§ **Written problem**
Each record is to be printed again precisely as it reads.

Extracted records

══════════

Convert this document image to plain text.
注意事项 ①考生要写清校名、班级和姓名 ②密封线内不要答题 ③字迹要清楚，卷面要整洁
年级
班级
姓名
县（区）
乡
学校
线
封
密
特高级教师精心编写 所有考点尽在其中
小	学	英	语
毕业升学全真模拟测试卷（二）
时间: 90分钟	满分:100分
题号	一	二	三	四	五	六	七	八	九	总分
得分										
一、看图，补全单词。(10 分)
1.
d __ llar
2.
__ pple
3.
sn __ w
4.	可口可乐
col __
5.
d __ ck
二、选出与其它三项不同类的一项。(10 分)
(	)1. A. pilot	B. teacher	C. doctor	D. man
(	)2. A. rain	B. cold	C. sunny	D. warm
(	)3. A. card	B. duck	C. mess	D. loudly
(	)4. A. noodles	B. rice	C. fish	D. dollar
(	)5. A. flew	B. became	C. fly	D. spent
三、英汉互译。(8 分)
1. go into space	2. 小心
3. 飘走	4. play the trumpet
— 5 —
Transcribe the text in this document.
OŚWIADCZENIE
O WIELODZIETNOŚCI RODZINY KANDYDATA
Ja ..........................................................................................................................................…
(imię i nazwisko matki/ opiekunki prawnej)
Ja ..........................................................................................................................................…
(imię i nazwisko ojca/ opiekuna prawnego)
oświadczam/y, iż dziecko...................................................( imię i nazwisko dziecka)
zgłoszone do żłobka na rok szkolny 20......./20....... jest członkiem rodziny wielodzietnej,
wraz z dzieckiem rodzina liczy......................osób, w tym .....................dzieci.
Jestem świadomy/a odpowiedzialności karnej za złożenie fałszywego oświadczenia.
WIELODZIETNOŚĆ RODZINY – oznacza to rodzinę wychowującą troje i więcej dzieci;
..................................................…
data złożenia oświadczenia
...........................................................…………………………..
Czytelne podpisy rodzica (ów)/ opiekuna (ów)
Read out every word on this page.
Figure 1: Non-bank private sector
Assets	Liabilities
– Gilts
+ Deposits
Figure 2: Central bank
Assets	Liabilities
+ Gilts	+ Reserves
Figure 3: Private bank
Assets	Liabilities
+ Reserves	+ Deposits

══════════

§ **Response to this exercise**
Convert this document image to plain text.
注意事项 ①考生要写清校名、班级和姓名 ②密封线内不要答题 ③字迹要清楚，卷面要整洁
年级
班级
姓名
县（区）
乡
学校
线
封
密
特高级教师精心编写 所有考点尽在其中
小	学	英	语
毕业升学全真模拟测试卷（二）
时间: 90分钟	满分:100分
题号	一	二	三	四	五	六	七	八	九	总分
得分										
一、看图，补全单词。(10 分)
1.
d __ llar
2.
__ pple
3.
sn __ w
4.	可口可乐
col __
5.
d __ ck
二、选出与其它三项不同类的一项。(10 分)
(	)1. A. pilot	B. teacher	C. doctor	D. man
(	)2. A. rain	B. cold	C. sunny	D. warm
(	)3. A. card	B. duck	C. mess	D. loudly
(	)4. A. noodles	B. rice	C. fish	D. dollar
(	)5. A. flew	B. became	C. fly	D. spent
三、英汉互译。(8 分)
1. go into space	2. 小心
3. 飘走	4. play the trumpet
— 5 —
Transcribe the text in this document.
OŚWIADCZENIE
O WIELODZIETNOŚCI RODZINY KANDYDATA
Ja ..........................................................................................................................................…
(imię i nazwisko matki/ opiekunki prawnej)
Ja ..........................................................................................................................................…
(imię i nazwisko ojca/ opiekuna prawnego)
oświadczam/y, iż dziecko...................................................( imię i nazwisko dziecka)
zgłoszone do żłobka na rok szkolny 20......./20....... jest członkiem rodziny wielodzietnej,
wraz z dzieckiem rodzina liczy......................osób, w tym .....................dzieci.
Jestem świadomy/a odpowiedzialności karnej za złożenie fałszywego oświadczenia.
WIELODZIETNOŚĆ RODZINY – oznacza to rodzinę wychowującą troje i więcej dzieci;
..................................................…
data złożenia oświadczenia
...........................................................…………………………..
Czytelne podpisy rodzica (ów)/ opiekuna (ów)
Read out every word on this page.
Figure 1: Non-bank private sector
Assets	Liabilities
– Gilts
+ Deposits
Figure 2: Central bank
Assets	Liabilities
+ Gilts	+ Reserves
Figure 3: Private bank
Assets	Liabilities
+ Reserves	+ Deposits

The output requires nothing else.